WORK TO BE COMPLETED:
Give a verbatim copy of the lines below, minus the pictures.

==== SUPPLIED ENTRIES

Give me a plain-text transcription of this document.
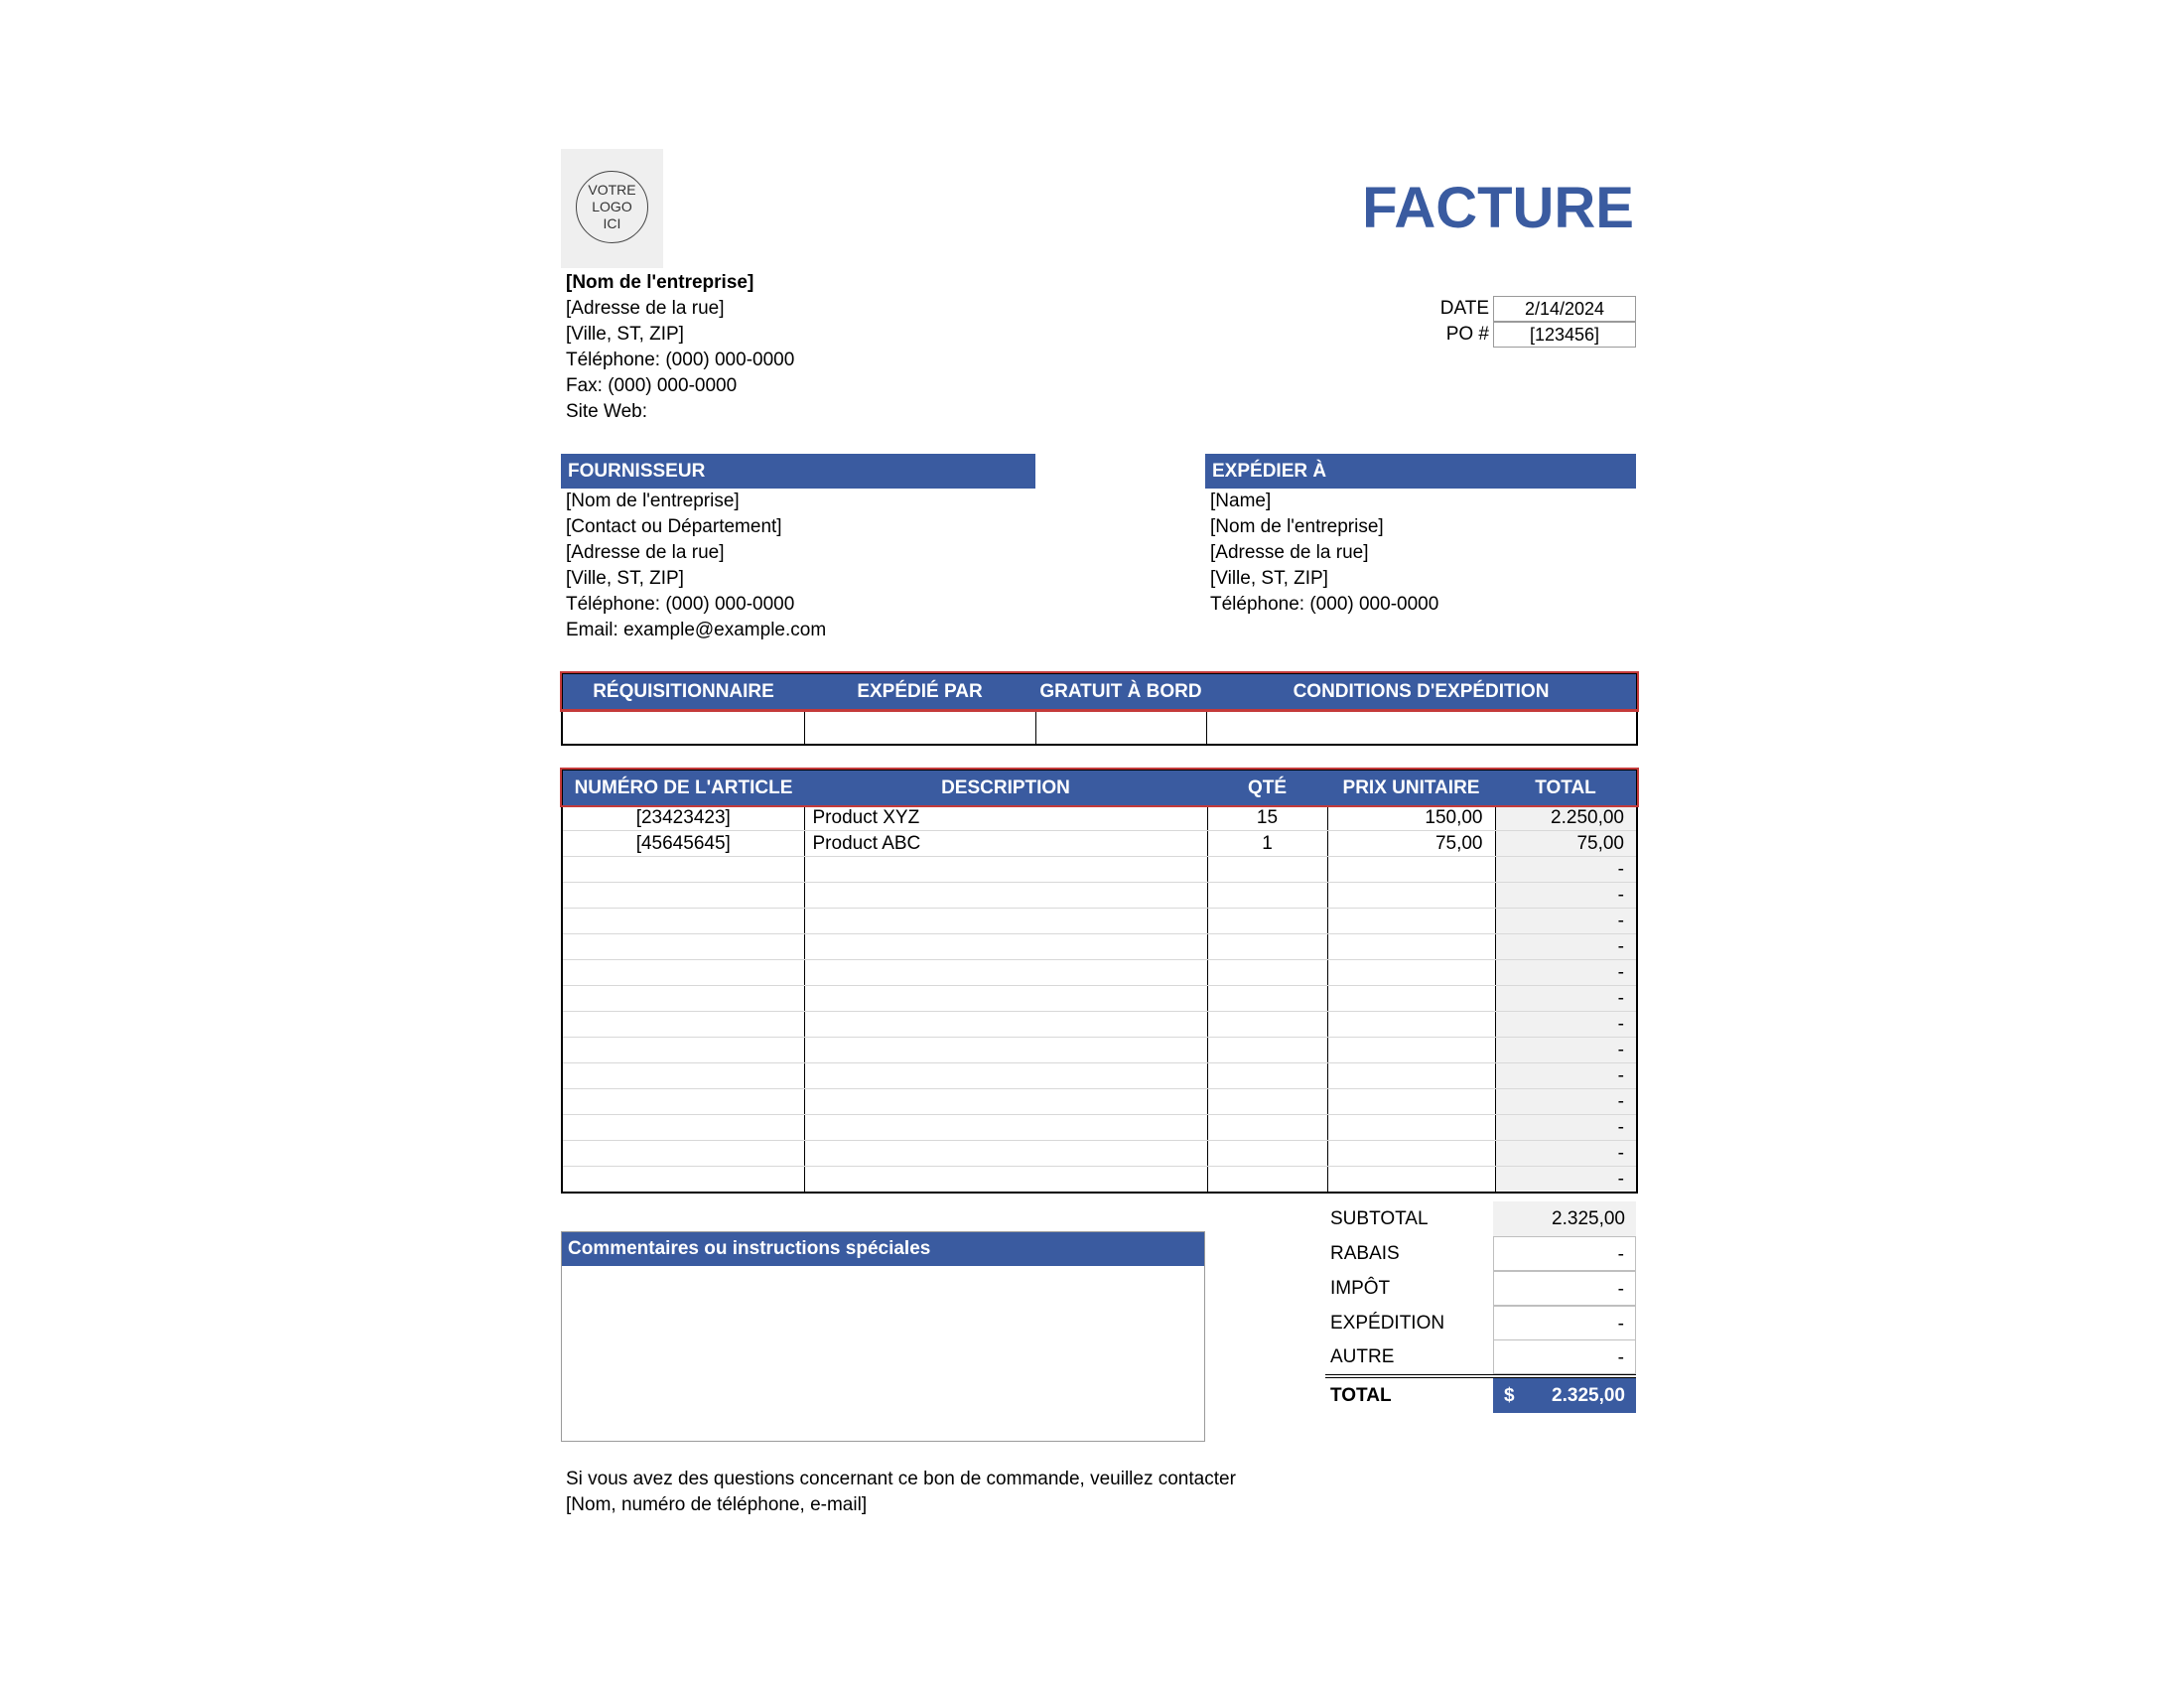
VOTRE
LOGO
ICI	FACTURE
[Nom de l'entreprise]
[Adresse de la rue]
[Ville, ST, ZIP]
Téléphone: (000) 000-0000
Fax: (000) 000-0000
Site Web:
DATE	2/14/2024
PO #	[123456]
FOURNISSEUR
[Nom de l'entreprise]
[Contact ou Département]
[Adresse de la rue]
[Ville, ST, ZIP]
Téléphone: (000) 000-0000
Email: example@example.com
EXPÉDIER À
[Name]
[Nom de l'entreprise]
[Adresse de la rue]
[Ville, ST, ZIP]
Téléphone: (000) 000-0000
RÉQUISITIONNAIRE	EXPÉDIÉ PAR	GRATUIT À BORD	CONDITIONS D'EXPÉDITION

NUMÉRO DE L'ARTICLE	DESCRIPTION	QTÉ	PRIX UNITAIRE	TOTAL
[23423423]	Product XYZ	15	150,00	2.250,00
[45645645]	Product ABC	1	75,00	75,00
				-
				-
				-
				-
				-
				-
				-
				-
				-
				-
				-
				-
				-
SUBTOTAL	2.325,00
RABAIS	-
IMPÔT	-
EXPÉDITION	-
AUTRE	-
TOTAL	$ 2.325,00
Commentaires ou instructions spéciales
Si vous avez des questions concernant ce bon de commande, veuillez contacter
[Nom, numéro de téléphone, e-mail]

========

WRITTEN ANSWER:
Give me a plain-text transcription of this document.
VOTRE
LOGO
ICI	FACTURE
[Nom de l'entreprise]
[Adresse de la rue]
[Ville, ST, ZIP]
Téléphone: (000) 000-0000
Fax: (000) 000-0000
Site Web:
DATE	2/14/2024
PO #	[123456]
FOURNISSEUR
[Nom de l'entreprise]
[Contact ou Département]
[Adresse de la rue]
[Ville, ST, ZIP]
Téléphone: (000) 000-0000
Email: example@example.com
EXPÉDIER À
[Name]
[Nom de l'entreprise]
[Adresse de la rue]
[Ville, ST, ZIP]
Téléphone: (000) 000-0000
RÉQUISITIONNAIRE	EXPÉDIÉ PAR	GRATUIT À BORD	CONDITIONS D'EXPÉDITION

NUMÉRO DE L'ARTICLE	DESCRIPTION	QTÉ	PRIX UNITAIRE	TOTAL
[23423423]	Product XYZ	15	150,00	2.250,00
[45645645]	Product ABC	1	75,00	75,00
				-
				-
				-
				-
				-
				-
				-
				-
				-
				-
				-
				-
				-
SUBTOTAL	2.325,00
RABAIS	-
IMPÔT	-
EXPÉDITION	-
AUTRE	-
TOTAL	$ 2.325,00
Commentaires ou instructions spéciales
Si vous avez des questions concernant ce bon de commande, veuillez contacter
[Nom, numéro de téléphone, e-mail]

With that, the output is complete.